- What is expected: Identify the lines that contain the word "URLs" and copy each one.

•••

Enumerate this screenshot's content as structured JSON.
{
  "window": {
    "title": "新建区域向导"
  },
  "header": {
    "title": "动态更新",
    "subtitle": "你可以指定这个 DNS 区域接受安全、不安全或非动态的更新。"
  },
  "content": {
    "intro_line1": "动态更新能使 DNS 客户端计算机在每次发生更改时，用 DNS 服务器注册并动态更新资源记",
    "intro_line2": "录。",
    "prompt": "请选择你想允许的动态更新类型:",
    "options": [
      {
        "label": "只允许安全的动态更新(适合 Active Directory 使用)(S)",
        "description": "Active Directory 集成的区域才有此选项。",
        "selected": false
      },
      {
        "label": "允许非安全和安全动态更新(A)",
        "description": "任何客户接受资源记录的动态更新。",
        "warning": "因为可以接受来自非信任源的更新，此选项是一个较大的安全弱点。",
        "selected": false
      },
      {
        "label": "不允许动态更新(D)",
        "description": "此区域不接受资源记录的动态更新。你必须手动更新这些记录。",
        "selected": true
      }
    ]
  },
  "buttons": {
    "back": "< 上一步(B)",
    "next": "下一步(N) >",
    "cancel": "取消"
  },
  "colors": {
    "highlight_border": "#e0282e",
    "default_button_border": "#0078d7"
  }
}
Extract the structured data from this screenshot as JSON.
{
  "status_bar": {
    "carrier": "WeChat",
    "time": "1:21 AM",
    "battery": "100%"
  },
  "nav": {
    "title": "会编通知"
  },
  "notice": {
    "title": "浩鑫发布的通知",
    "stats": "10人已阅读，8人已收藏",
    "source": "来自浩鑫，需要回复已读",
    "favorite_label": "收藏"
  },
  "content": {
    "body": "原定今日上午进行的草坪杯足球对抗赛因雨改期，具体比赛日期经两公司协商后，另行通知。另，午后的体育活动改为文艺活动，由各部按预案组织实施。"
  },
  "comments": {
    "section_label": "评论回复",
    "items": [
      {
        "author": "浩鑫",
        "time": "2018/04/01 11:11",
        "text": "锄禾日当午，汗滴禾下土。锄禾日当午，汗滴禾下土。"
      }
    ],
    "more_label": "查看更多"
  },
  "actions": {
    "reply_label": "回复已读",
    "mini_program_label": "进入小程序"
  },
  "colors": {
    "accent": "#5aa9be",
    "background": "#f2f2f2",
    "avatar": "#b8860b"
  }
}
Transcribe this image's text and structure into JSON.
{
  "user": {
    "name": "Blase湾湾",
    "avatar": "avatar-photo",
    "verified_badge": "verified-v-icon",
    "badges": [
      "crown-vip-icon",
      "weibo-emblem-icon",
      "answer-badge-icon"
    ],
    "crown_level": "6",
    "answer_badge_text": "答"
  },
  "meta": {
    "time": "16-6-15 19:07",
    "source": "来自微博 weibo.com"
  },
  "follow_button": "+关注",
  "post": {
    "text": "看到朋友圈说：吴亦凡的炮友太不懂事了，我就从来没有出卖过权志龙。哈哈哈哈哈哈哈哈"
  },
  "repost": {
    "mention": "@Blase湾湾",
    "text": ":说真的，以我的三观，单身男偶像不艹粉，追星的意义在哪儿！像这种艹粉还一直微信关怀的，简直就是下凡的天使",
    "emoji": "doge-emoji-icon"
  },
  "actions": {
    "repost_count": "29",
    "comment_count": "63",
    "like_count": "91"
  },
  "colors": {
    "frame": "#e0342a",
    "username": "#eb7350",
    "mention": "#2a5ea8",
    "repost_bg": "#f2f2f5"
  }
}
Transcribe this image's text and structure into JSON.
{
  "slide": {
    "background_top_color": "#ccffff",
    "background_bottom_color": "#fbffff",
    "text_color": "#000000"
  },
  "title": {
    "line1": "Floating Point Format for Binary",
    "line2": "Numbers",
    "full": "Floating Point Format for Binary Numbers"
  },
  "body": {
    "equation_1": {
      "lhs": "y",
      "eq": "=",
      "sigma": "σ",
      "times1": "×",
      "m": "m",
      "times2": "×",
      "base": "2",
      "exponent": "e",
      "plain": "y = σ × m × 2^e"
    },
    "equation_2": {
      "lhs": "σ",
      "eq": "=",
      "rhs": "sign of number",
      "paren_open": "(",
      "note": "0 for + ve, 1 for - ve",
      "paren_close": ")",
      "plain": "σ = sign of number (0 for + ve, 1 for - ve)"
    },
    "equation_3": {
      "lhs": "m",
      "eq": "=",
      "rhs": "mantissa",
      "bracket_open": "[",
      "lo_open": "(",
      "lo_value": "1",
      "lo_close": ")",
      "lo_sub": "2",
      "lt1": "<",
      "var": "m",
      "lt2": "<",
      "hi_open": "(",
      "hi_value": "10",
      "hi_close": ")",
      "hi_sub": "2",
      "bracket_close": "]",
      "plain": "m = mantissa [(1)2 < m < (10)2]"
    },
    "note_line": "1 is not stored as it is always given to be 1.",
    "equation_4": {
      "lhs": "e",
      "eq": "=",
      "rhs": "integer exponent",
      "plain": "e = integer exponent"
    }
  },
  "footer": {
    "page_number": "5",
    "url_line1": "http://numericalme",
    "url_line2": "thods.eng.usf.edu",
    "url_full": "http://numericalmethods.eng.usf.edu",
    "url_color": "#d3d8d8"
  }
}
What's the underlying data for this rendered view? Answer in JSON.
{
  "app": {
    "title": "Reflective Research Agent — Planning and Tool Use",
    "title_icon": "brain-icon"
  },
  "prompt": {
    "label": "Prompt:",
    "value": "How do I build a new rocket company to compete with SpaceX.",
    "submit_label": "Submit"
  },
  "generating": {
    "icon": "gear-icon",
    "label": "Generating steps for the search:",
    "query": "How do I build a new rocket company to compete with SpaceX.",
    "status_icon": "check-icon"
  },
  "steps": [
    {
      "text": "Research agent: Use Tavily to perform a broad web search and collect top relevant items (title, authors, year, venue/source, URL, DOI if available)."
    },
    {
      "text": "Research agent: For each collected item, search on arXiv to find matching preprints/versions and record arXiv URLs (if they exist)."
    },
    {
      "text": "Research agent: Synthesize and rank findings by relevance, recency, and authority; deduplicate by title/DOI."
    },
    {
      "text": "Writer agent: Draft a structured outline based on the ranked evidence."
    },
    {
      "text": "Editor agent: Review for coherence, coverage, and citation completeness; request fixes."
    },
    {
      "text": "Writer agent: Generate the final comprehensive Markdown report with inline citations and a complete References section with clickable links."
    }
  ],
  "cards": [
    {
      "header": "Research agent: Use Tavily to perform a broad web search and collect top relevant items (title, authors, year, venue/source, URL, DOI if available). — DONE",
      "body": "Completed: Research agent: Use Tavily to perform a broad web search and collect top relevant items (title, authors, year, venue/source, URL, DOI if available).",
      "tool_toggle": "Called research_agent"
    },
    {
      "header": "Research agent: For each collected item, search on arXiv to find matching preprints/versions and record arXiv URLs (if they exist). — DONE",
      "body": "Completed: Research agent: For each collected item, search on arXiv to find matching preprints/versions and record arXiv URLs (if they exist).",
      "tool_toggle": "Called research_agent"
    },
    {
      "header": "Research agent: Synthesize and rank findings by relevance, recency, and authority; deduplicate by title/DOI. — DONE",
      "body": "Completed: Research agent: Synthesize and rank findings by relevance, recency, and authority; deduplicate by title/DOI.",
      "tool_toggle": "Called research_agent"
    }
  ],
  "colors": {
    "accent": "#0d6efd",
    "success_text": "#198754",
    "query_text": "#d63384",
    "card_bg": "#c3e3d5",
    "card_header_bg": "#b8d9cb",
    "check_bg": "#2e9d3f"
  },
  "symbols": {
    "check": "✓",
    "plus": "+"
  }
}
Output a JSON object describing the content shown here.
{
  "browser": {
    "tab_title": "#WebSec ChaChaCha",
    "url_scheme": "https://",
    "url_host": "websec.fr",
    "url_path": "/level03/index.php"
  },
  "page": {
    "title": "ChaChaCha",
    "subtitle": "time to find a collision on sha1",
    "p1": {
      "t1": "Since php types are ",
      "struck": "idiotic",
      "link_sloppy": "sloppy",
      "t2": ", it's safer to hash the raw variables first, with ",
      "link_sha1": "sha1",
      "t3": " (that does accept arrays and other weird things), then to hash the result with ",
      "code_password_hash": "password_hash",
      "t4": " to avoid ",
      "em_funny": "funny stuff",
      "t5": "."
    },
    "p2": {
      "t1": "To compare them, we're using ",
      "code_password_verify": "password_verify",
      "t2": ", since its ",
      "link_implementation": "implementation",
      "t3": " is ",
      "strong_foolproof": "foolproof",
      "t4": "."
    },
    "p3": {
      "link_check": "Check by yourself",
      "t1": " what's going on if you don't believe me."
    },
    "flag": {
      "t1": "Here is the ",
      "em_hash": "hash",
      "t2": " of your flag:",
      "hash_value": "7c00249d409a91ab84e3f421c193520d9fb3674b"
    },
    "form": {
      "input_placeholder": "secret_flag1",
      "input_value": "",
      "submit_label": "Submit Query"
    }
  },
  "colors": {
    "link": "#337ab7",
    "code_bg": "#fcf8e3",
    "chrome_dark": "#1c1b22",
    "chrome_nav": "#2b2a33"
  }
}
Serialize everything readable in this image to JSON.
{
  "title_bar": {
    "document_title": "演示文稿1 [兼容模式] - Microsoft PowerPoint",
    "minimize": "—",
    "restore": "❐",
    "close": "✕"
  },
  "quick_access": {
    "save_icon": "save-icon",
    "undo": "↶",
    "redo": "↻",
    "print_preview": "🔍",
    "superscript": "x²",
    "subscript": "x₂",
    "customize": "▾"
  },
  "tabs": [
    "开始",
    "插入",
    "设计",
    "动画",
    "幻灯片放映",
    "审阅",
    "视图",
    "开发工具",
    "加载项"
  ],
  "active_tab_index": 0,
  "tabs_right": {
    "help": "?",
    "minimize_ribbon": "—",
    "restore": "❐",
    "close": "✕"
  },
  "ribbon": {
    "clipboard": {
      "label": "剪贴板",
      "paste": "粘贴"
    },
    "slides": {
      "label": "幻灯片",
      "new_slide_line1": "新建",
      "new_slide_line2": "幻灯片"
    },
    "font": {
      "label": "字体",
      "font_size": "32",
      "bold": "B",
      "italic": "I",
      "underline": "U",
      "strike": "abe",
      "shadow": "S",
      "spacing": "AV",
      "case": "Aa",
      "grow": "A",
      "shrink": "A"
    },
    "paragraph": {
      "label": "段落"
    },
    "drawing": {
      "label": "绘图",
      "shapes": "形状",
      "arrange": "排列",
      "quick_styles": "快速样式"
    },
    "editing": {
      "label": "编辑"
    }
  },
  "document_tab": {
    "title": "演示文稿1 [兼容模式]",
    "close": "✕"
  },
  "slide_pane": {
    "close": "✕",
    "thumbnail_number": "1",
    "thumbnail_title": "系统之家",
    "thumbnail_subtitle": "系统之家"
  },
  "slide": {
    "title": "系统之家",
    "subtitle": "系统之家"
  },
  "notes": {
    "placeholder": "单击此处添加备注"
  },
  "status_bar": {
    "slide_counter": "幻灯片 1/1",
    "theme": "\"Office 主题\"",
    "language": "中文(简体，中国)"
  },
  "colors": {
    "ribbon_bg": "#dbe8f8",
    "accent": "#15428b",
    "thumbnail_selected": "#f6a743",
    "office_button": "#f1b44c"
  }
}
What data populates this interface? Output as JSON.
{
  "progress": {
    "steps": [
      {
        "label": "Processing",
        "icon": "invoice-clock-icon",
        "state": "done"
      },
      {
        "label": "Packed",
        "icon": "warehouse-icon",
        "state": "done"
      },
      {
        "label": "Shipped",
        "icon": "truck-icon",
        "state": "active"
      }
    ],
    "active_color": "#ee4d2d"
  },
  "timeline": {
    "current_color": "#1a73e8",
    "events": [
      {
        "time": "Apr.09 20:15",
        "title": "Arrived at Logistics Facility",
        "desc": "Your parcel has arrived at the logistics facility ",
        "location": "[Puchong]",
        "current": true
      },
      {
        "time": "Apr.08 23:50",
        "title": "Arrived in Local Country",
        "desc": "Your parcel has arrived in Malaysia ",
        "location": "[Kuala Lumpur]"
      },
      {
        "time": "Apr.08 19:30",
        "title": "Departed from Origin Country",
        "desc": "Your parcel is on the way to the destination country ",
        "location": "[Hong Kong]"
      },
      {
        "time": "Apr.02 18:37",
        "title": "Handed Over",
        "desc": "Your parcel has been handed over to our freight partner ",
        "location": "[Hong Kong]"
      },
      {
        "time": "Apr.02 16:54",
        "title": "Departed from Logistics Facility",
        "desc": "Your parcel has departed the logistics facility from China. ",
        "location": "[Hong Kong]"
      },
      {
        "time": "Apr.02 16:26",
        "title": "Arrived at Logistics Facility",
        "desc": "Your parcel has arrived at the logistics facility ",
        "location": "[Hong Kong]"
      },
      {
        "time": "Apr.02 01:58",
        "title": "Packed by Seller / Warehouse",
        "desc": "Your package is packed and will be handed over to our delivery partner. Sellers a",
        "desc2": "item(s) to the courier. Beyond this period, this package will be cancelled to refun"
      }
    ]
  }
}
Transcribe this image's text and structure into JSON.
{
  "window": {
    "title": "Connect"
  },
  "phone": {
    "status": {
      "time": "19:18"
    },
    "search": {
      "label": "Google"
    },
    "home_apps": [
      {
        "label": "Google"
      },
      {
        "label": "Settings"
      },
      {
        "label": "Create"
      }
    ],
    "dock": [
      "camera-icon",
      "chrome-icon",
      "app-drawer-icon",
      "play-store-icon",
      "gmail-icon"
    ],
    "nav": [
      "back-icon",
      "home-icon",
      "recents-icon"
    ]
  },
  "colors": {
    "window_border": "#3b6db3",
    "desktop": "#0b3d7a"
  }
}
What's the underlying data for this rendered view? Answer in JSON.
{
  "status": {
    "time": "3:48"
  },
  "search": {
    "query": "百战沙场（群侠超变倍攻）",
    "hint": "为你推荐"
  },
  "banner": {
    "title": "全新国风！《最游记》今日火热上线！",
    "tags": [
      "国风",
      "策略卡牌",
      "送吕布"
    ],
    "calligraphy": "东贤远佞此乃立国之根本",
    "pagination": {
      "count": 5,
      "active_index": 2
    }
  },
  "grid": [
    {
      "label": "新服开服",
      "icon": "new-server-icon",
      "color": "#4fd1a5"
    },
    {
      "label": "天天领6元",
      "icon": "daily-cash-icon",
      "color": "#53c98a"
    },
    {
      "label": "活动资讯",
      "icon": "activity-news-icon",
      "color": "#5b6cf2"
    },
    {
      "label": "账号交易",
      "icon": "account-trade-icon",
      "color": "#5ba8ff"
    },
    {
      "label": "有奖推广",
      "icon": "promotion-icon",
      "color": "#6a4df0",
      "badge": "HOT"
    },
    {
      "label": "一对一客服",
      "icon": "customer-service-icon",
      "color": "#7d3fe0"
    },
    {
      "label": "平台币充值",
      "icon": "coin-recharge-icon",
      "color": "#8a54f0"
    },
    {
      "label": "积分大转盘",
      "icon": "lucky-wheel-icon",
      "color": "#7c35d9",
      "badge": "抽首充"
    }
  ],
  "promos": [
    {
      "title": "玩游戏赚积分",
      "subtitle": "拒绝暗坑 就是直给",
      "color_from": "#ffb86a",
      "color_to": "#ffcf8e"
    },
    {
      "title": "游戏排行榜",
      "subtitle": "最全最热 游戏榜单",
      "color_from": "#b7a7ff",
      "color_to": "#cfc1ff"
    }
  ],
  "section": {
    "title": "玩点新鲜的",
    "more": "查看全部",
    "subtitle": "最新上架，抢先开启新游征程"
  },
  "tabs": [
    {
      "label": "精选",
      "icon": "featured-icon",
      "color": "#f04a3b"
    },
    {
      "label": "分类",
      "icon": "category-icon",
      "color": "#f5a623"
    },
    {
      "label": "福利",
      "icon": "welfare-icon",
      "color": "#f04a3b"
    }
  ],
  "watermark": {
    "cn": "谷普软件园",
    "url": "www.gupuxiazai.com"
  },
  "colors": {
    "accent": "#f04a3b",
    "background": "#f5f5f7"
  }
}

•••

- Solution for this task:
      "text": "Research agent: For each collected item, search on arXiv to find matching preprints/versions and record arXiv URLs (if they exist)."
      "header": "Research agent: For each collected item, search on arXiv to find matching preprints/versions and record arXiv URLs (if they exist). — DONE",
      "body": "Completed: Research agent: For each collected item, search on arXiv to find matching preprints/versions and record arXiv URLs (if they exist).",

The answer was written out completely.